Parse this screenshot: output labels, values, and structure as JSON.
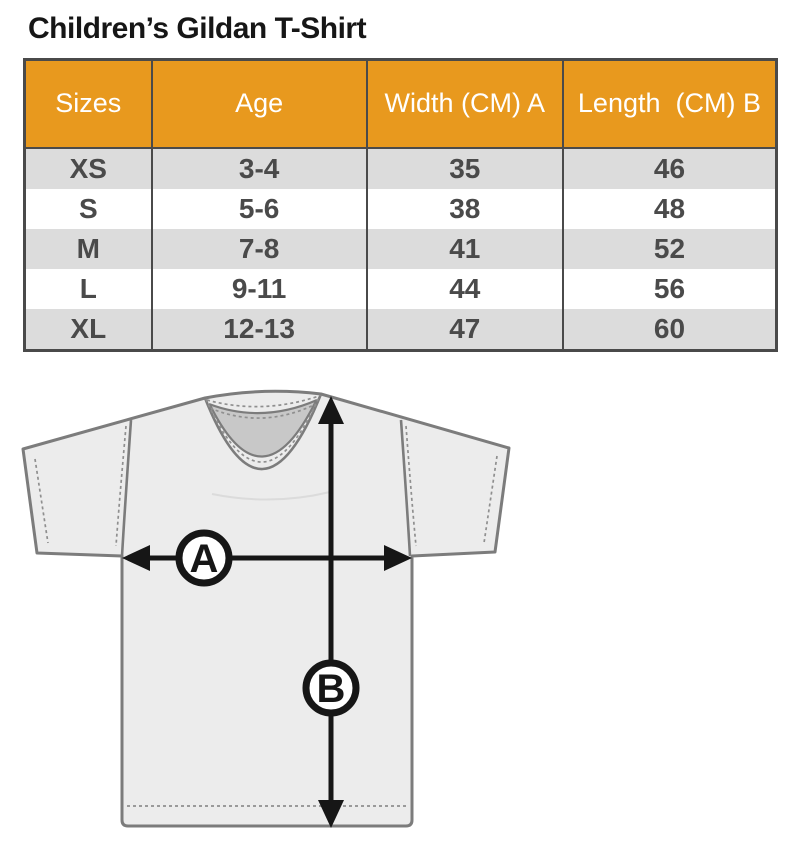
{
  "title": "Children’s Gildan T-Shirt",
  "table": {
    "headers": [
      "Sizes",
      "Age",
      "Width (CM) A",
      "Length  (CM) B"
    ],
    "rows": [
      [
        "XS",
        "3-4",
        "35",
        "46"
      ],
      [
        "S",
        "5-6",
        "38",
        "48"
      ],
      [
        "M",
        "7-8",
        "41",
        "52"
      ],
      [
        "L",
        "9-11",
        "44",
        "56"
      ],
      [
        "XL",
        "12-13",
        "47",
        "60"
      ]
    ]
  },
  "diagram": {
    "width_marker": "A",
    "length_marker": "B"
  },
  "colors": {
    "header_bg": "#E8991E",
    "header_text": "#FFFFFF",
    "row_alt_bg": "#DCDCDC",
    "cell_text": "#4A4A4A",
    "table_border": "#4A4A4A",
    "shirt_fill": "#ECECEC",
    "shirt_outline": "#7C7C7C",
    "collar_inner": "#C8C8C8",
    "marker_color": "#161616"
  }
}
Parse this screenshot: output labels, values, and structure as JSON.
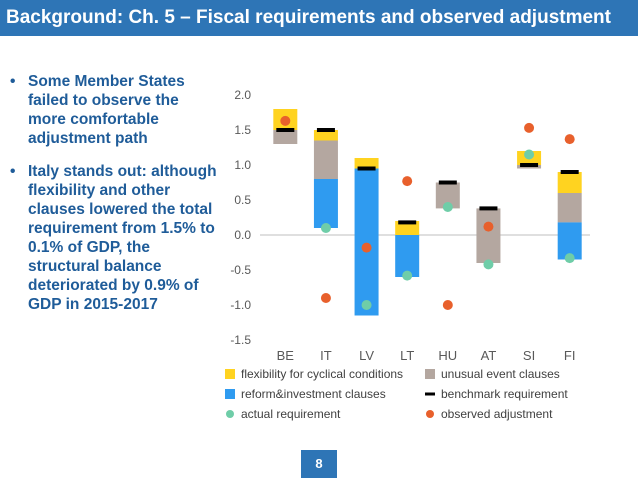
{
  "header": {
    "title": "Background: Ch. 5 – Fiscal requirements and observed adjustment"
  },
  "bullets": [
    "Some Member States failed to observe the more comfortable adjustment path",
    "Italy stands out: although flexibility and other clauses lowered the total requirement from 1.5% to 0.1% of GDP, the structural balance deteriorated by 0.9% of GDP in 2015-2017"
  ],
  "bullet_marker": "•",
  "footer": {
    "page_number": "8"
  },
  "chart_data": {
    "type": "bar",
    "title": "",
    "xlabel": "",
    "ylabel": "",
    "ylim": [
      -1.5,
      2.0
    ],
    "yticks": [
      "2.0",
      "1.5",
      "1.0",
      "0.5",
      "0.0",
      "-0.5",
      "-1.0",
      "-1.5"
    ],
    "categories": [
      "BE",
      "IT",
      "LV",
      "LT",
      "HU",
      "AT",
      "SI",
      "FI"
    ],
    "grid": false,
    "legend_position": "bottom",
    "stack_segments": {
      "flexibility for cyclical conditions": [
        [
          1.5,
          1.8
        ],
        [
          1.35,
          1.5
        ],
        [
          0.95,
          1.1
        ],
        [
          0.0,
          0.2
        ],
        null,
        null,
        [
          1.0,
          1.2
        ],
        [
          0.6,
          0.9
        ]
      ],
      "unusual event clauses": [
        [
          1.3,
          1.5
        ],
        [
          0.8,
          1.35
        ],
        null,
        null,
        [
          0.38,
          0.75
        ],
        [
          -0.4,
          0.38
        ],
        [
          0.95,
          1.0
        ],
        [
          0.18,
          0.6
        ]
      ],
      "reform&investment clauses": [
        null,
        [
          0.1,
          0.8
        ],
        [
          -1.15,
          0.95
        ],
        [
          -0.6,
          0.0
        ],
        null,
        null,
        null,
        [
          -0.35,
          0.18
        ]
      ]
    },
    "series": [
      {
        "name": "benchmark requirement",
        "values": [
          1.5,
          1.5,
          0.95,
          0.18,
          0.75,
          0.38,
          1.0,
          0.9
        ]
      },
      {
        "name": "actual requirement",
        "values": [
          null,
          0.1,
          -1.0,
          -0.58,
          0.4,
          -0.42,
          1.15,
          -0.33
        ]
      },
      {
        "name": "observed adjustment",
        "values": [
          1.63,
          -0.9,
          -0.18,
          0.77,
          -1.0,
          0.12,
          1.53,
          1.37
        ]
      }
    ],
    "legend": [
      {
        "label": "flexibility for cyclical conditions",
        "marker": "square",
        "color": "#FFD320"
      },
      {
        "label": "unusual event clauses",
        "marker": "square",
        "color": "#B4A7A0"
      },
      {
        "label": "reform&investment clauses",
        "marker": "square",
        "color": "#2F9BF0"
      },
      {
        "label": "benchmark requirement",
        "marker": "dash",
        "color": "#000000"
      },
      {
        "label": "actual requirement",
        "marker": "circle",
        "color": "#6FCDA8"
      },
      {
        "label": "observed adjustment",
        "marker": "circle",
        "color": "#E8602C"
      }
    ],
    "colors": {
      "flexibility for cyclical conditions": "#FFD320",
      "unusual event clauses": "#B4A7A0",
      "reform&investment clauses": "#2F9BF0",
      "benchmark requirement": "#000000",
      "actual requirement": "#6FCDA8",
      "observed adjustment": "#E8602C"
    }
  }
}
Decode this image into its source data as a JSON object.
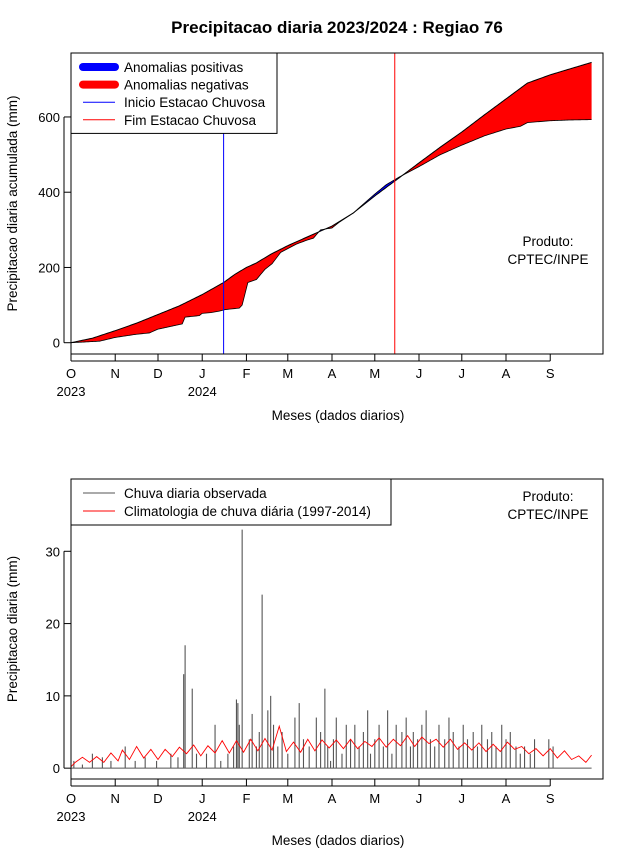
{
  "page": {
    "title": "Precipitacao diaria 2023/2024 : Regiao 76"
  },
  "chart_data": [
    {
      "type": "area",
      "xlabel": "Meses (dados diarios)",
      "ylabel": "Precipitacao diaria acumulada (mm)",
      "xlim": [
        0,
        373
      ],
      "ylim": [
        -30,
        770
      ],
      "yticks": [
        0,
        200,
        400,
        600
      ],
      "month_ticks": [
        {
          "day": 0,
          "label": "O",
          "year": "2023"
        },
        {
          "day": 31,
          "label": "N",
          "year": ""
        },
        {
          "day": 61,
          "label": "D",
          "year": ""
        },
        {
          "day": 92,
          "label": "J",
          "year": "2024"
        },
        {
          "day": 123,
          "label": "F",
          "year": ""
        },
        {
          "day": 152,
          "label": "M",
          "year": ""
        },
        {
          "day": 183,
          "label": "A",
          "year": ""
        },
        {
          "day": 213,
          "label": "M",
          "year": ""
        },
        {
          "day": 244,
          "label": "J",
          "year": ""
        },
        {
          "day": 274,
          "label": "J",
          "year": ""
        },
        {
          "day": 305,
          "label": "A",
          "year": ""
        },
        {
          "day": 336,
          "label": "S",
          "year": ""
        }
      ],
      "legend": {
        "position": "top-left",
        "entries": [
          {
            "label": "Anomalias positivas",
            "color": "#0000ff",
            "style": "thick"
          },
          {
            "label": "Anomalias negativas",
            "color": "#ff0000",
            "style": "thick"
          },
          {
            "label": "Inicio Estacao Chuvosa",
            "color": "#0000ff",
            "style": "thin"
          },
          {
            "label": "Fim Estacao Chuvosa",
            "color": "#ff0000",
            "style": "thin"
          }
        ]
      },
      "product_label": [
        "Produto:",
        "CPTEC/INPE"
      ],
      "vlines": [
        {
          "day": 107,
          "color": "#0000ff"
        },
        {
          "day": 227,
          "color": "#ff0000"
        }
      ],
      "series": [
        {
          "name": "Climatologia acumulada",
          "points": [
            [
              0,
              0
            ],
            [
              15,
              12
            ],
            [
              31,
              32
            ],
            [
              46,
              52
            ],
            [
              61,
              75
            ],
            [
              76,
              98
            ],
            [
              92,
              128
            ],
            [
              107,
              160
            ],
            [
              115,
              182
            ],
            [
              123,
              200
            ],
            [
              130,
              212
            ],
            [
              140,
              235
            ],
            [
              152,
              258
            ],
            [
              165,
              280
            ],
            [
              183,
              310
            ],
            [
              198,
              345
            ],
            [
              213,
              390
            ],
            [
              230,
              438
            ],
            [
              244,
              478
            ],
            [
              259,
              520
            ],
            [
              274,
              560
            ],
            [
              290,
              606
            ],
            [
              305,
              648
            ],
            [
              320,
              690
            ],
            [
              336,
              712
            ],
            [
              350,
              728
            ],
            [
              365,
              745
            ]
          ]
        },
        {
          "name": "Observado acumulado",
          "points": [
            [
              0,
              0
            ],
            [
              20,
              4
            ],
            [
              31,
              14
            ],
            [
              45,
              22
            ],
            [
              55,
              26
            ],
            [
              61,
              36
            ],
            [
              78,
              50
            ],
            [
              80,
              68
            ],
            [
              90,
              72
            ],
            [
              92,
              78
            ],
            [
              98,
              80
            ],
            [
              104,
              84
            ],
            [
              108,
              88
            ],
            [
              118,
              92
            ],
            [
              120,
              100
            ],
            [
              122,
              130
            ],
            [
              124,
              160
            ],
            [
              130,
              168
            ],
            [
              136,
              195
            ],
            [
              141,
              210
            ],
            [
              147,
              240
            ],
            [
              152,
              250
            ],
            [
              158,
              262
            ],
            [
              165,
              272
            ],
            [
              170,
              278
            ],
            [
              175,
              300
            ],
            [
              183,
              305
            ],
            [
              188,
              320
            ],
            [
              198,
              345
            ],
            [
              206,
              372
            ],
            [
              213,
              395
            ],
            [
              221,
              420
            ],
            [
              230,
              440
            ],
            [
              244,
              468
            ],
            [
              259,
              500
            ],
            [
              274,
              525
            ],
            [
              290,
              550
            ],
            [
              305,
              568
            ],
            [
              315,
              575
            ],
            [
              320,
              585
            ],
            [
              336,
              590
            ],
            [
              350,
              592
            ],
            [
              365,
              593
            ]
          ]
        }
      ]
    },
    {
      "type": "bar",
      "xlabel": "Meses (dados diarios)",
      "ylabel": "Precipitacao diaria (mm)",
      "xlim": [
        0,
        373
      ],
      "ylim": [
        -1.5,
        40
      ],
      "yticks": [
        0,
        10,
        20,
        30
      ],
      "month_ticks": [
        {
          "day": 0,
          "label": "O",
          "year": "2023"
        },
        {
          "day": 31,
          "label": "N",
          "year": ""
        },
        {
          "day": 61,
          "label": "D",
          "year": ""
        },
        {
          "day": 92,
          "label": "J",
          "year": "2024"
        },
        {
          "day": 123,
          "label": "F",
          "year": ""
        },
        {
          "day": 152,
          "label": "M",
          "year": ""
        },
        {
          "day": 183,
          "label": "A",
          "year": ""
        },
        {
          "day": 213,
          "label": "M",
          "year": ""
        },
        {
          "day": 244,
          "label": "J",
          "year": ""
        },
        {
          "day": 274,
          "label": "J",
          "year": ""
        },
        {
          "day": 305,
          "label": "A",
          "year": ""
        },
        {
          "day": 336,
          "label": "S",
          "year": ""
        }
      ],
      "legend": {
        "position": "top-left",
        "entries": [
          {
            "label": "Chuva diaria observada",
            "color": "#555555",
            "style": "thin"
          },
          {
            "label": "Climatologia de chuva diária (1997-2014)",
            "color": "#ff0000",
            "style": "thin"
          }
        ]
      },
      "product_label": [
        "Produto:",
        "CPTEC/INPE"
      ],
      "bars": {
        "name": "Chuva diaria observada",
        "color": "#555555",
        "days": [
          2,
          8,
          15,
          22,
          28,
          38,
          45,
          52,
          60,
          70,
          75,
          79,
          80,
          85,
          88,
          95,
          101,
          105,
          110,
          114,
          116,
          117,
          118,
          120,
          125,
          127,
          130,
          132,
          134,
          138,
          140,
          142,
          145,
          148,
          152,
          157,
          160,
          163,
          167,
          172,
          175,
          178,
          180,
          182,
          184,
          186,
          190,
          193,
          196,
          199,
          202,
          205,
          208,
          210,
          213,
          216,
          219,
          222,
          225,
          228,
          232,
          235,
          238,
          240,
          243,
          246,
          249,
          252,
          255,
          258,
          262,
          265,
          268,
          272,
          275,
          278,
          282,
          285,
          288,
          292,
          295,
          298,
          302,
          305,
          308,
          312,
          315,
          318,
          322,
          325,
          335,
          338
        ],
        "values": [
          1,
          0.5,
          2,
          1.5,
          1,
          3,
          1,
          1.5,
          1,
          2,
          1.5,
          13,
          17,
          11,
          2,
          2,
          6,
          1,
          2,
          3,
          9.5,
          9,
          6,
          33,
          4,
          7.5,
          3,
          5,
          24,
          8,
          10,
          6,
          3,
          5,
          2,
          7,
          9,
          4,
          3,
          7,
          5,
          11,
          3,
          1,
          4,
          7,
          2,
          6,
          4,
          6,
          3,
          5,
          8,
          2,
          4,
          6,
          3,
          8,
          2,
          6,
          5,
          7,
          3,
          5,
          4,
          6,
          8,
          4,
          3,
          6,
          4,
          7,
          5,
          3,
          6,
          4,
          5,
          3,
          6,
          4,
          5,
          3,
          6,
          4,
          5,
          3,
          2,
          3,
          2,
          4,
          4,
          3
        ]
      },
      "climatology": {
        "name": "Climatologia de chuva diária (1997-2014)",
        "color": "#ff0000",
        "points": [
          [
            0,
            0.2
          ],
          [
            3,
            0.8
          ],
          [
            8,
            1.5
          ],
          [
            13,
            0.8
          ],
          [
            18,
            1.6
          ],
          [
            23,
            0.8
          ],
          [
            28,
            2.1
          ],
          [
            33,
            1.0
          ],
          [
            36,
            2.5
          ],
          [
            41,
            1.2
          ],
          [
            46,
            3.0
          ],
          [
            51,
            1.4
          ],
          [
            56,
            2.6
          ],
          [
            61,
            1.2
          ],
          [
            66,
            2.6
          ],
          [
            71,
            1.6
          ],
          [
            76,
            2.9
          ],
          [
            81,
            2.0
          ],
          [
            86,
            3.2
          ],
          [
            91,
            1.7
          ],
          [
            96,
            3.1
          ],
          [
            101,
            2.1
          ],
          [
            106,
            3.8
          ],
          [
            111,
            2.1
          ],
          [
            116,
            3.8
          ],
          [
            121,
            2.2
          ],
          [
            126,
            4.0
          ],
          [
            131,
            2.4
          ],
          [
            136,
            4.1
          ],
          [
            141,
            2.5
          ],
          [
            146,
            5.8
          ],
          [
            151,
            2.3
          ],
          [
            156,
            3.6
          ],
          [
            161,
            2.2
          ],
          [
            166,
            4.0
          ],
          [
            171,
            2.4
          ],
          [
            176,
            3.9
          ],
          [
            181,
            2.8
          ],
          [
            186,
            3.9
          ],
          [
            191,
            2.7
          ],
          [
            196,
            4.0
          ],
          [
            201,
            2.7
          ],
          [
            206,
            3.7
          ],
          [
            211,
            3.0
          ],
          [
            216,
            4.2
          ],
          [
            221,
            2.9
          ],
          [
            226,
            4.0
          ],
          [
            231,
            3.1
          ],
          [
            236,
            4.5
          ],
          [
            241,
            3.0
          ],
          [
            246,
            4.3
          ],
          [
            251,
            3.4
          ],
          [
            256,
            4.0
          ],
          [
            261,
            2.9
          ],
          [
            266,
            4.0
          ],
          [
            271,
            2.6
          ],
          [
            276,
            3.5
          ],
          [
            281,
            2.5
          ],
          [
            286,
            3.5
          ],
          [
            291,
            2.3
          ],
          [
            296,
            3.3
          ],
          [
            301,
            2.3
          ],
          [
            306,
            3.6
          ],
          [
            311,
            2.6
          ],
          [
            316,
            3.0
          ],
          [
            321,
            2.0
          ],
          [
            326,
            2.7
          ],
          [
            331,
            1.7
          ],
          [
            336,
            2.7
          ],
          [
            341,
            1.4
          ],
          [
            346,
            2.4
          ],
          [
            351,
            1.2
          ],
          [
            356,
            1.7
          ],
          [
            361,
            0.8
          ],
          [
            365,
            1.8
          ]
        ]
      }
    }
  ]
}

◇ ◇ ◇ ◇ ◇ ◇ ◇

> Set exercise
Tally up the lines of the listing containing the word "benchmark". Give only the total.

> The output
3